Your objective —
Pull out every line with the word "amplitude" from the entries below.

|---|

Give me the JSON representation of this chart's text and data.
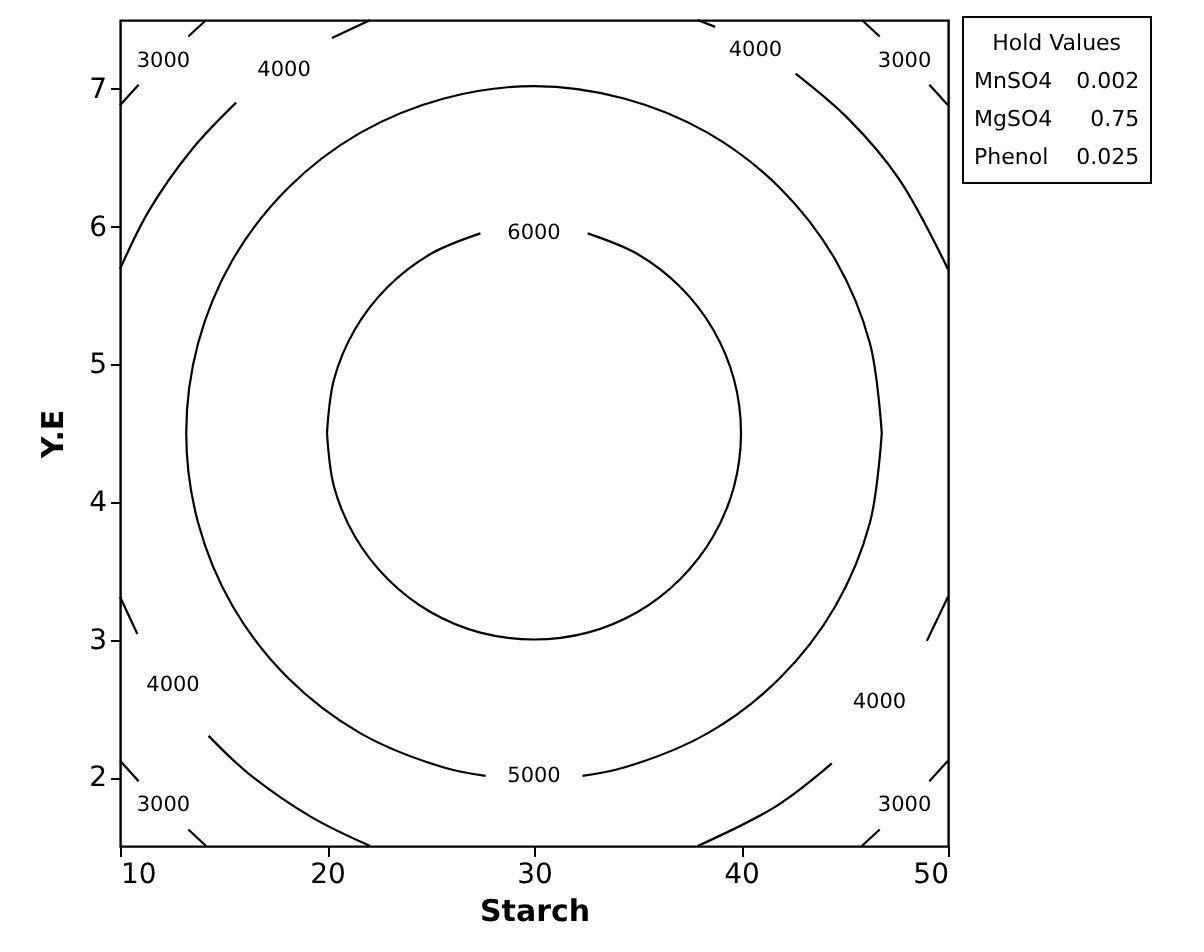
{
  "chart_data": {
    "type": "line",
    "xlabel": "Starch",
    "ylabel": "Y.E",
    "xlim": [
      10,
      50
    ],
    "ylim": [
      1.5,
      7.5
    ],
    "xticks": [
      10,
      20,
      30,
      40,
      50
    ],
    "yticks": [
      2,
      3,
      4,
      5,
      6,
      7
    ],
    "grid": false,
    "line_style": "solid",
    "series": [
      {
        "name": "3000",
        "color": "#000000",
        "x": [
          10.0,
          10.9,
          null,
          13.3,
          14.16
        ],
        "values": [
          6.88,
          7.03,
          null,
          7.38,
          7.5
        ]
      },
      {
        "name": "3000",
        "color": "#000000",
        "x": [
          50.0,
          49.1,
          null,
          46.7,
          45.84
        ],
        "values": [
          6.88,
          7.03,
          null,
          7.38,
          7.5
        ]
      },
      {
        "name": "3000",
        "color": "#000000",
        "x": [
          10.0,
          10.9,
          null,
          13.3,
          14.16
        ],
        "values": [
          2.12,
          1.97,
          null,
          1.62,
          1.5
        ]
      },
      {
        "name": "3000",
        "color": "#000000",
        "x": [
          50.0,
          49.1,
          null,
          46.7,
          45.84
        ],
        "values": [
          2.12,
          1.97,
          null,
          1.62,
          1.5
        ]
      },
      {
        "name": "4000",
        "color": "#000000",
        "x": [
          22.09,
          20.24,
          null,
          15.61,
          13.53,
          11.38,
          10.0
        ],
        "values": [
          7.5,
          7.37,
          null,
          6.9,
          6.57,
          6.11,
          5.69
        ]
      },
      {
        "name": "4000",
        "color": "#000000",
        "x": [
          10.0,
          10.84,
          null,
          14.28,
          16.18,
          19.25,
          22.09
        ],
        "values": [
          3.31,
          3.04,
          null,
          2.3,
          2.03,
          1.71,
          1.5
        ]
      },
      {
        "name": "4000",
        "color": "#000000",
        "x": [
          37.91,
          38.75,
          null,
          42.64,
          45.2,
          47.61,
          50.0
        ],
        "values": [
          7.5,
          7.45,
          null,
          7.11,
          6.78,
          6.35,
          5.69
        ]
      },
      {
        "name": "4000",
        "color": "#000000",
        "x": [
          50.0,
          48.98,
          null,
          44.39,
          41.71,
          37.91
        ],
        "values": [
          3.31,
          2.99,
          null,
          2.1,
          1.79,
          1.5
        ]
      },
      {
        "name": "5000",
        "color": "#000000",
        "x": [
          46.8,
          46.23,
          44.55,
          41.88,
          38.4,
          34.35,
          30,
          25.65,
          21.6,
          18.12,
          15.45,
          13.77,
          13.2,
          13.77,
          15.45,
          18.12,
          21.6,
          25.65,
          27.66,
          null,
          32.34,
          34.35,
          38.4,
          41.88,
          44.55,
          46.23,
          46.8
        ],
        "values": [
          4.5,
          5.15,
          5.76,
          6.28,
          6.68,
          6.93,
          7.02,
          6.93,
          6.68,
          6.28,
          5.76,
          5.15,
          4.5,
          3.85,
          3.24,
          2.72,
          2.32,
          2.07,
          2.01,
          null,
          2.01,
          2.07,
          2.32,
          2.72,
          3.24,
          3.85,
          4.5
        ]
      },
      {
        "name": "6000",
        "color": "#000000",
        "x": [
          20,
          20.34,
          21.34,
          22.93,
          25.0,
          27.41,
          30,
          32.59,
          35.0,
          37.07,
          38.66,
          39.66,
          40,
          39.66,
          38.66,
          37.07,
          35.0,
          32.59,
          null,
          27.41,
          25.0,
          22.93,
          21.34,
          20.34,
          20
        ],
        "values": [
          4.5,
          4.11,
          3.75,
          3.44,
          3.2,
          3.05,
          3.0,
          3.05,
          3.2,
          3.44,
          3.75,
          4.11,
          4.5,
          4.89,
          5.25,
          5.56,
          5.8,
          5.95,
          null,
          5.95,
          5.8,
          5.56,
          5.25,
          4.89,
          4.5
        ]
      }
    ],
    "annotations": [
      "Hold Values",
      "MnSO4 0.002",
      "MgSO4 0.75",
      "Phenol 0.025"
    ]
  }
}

|---|

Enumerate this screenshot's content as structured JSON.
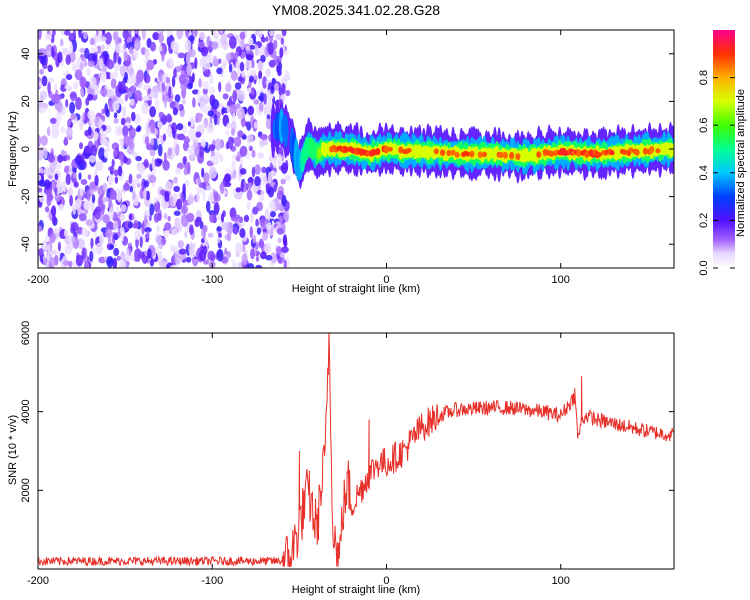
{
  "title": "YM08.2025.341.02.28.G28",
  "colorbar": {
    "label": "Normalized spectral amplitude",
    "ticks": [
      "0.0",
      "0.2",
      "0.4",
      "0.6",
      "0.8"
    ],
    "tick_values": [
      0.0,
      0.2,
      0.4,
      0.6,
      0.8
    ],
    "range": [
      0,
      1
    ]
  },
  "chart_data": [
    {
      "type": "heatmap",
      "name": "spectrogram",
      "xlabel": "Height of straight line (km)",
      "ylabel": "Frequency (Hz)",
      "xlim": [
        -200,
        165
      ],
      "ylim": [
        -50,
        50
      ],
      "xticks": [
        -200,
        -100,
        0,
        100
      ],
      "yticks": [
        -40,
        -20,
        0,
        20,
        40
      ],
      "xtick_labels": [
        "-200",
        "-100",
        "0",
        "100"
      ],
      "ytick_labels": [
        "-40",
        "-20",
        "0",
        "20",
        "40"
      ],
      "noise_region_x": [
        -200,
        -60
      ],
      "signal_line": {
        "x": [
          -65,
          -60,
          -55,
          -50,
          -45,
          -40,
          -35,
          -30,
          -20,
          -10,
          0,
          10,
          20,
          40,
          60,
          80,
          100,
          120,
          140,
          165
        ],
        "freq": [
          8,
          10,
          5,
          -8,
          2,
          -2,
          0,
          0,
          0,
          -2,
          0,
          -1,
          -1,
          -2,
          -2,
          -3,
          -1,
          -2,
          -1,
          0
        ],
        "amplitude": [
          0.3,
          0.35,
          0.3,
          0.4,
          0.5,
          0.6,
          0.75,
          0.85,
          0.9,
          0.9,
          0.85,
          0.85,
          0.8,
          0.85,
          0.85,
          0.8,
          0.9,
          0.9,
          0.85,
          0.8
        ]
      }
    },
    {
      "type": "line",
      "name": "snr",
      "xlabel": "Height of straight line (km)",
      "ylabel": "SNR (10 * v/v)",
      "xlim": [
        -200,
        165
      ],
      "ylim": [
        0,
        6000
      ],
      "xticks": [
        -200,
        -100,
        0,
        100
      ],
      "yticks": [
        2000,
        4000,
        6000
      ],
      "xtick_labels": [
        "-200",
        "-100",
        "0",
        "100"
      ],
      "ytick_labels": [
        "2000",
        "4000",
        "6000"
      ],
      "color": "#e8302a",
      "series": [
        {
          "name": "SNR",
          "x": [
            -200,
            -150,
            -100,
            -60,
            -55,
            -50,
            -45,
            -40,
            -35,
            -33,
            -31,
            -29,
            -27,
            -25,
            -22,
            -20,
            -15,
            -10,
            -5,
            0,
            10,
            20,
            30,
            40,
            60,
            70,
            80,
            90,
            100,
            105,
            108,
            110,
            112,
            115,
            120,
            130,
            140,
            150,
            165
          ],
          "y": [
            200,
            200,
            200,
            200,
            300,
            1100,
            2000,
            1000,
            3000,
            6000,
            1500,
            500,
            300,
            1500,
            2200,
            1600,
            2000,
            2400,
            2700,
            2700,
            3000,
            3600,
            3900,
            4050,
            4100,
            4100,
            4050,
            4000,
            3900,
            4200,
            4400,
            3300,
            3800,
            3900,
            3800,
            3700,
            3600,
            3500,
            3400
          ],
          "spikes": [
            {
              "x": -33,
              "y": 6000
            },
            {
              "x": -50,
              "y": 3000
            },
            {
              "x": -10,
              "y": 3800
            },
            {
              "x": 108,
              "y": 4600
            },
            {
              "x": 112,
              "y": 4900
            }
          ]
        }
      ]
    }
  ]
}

|---|

Task response —
    "label": "Normalized spectral amplitude",
        "amplitude": [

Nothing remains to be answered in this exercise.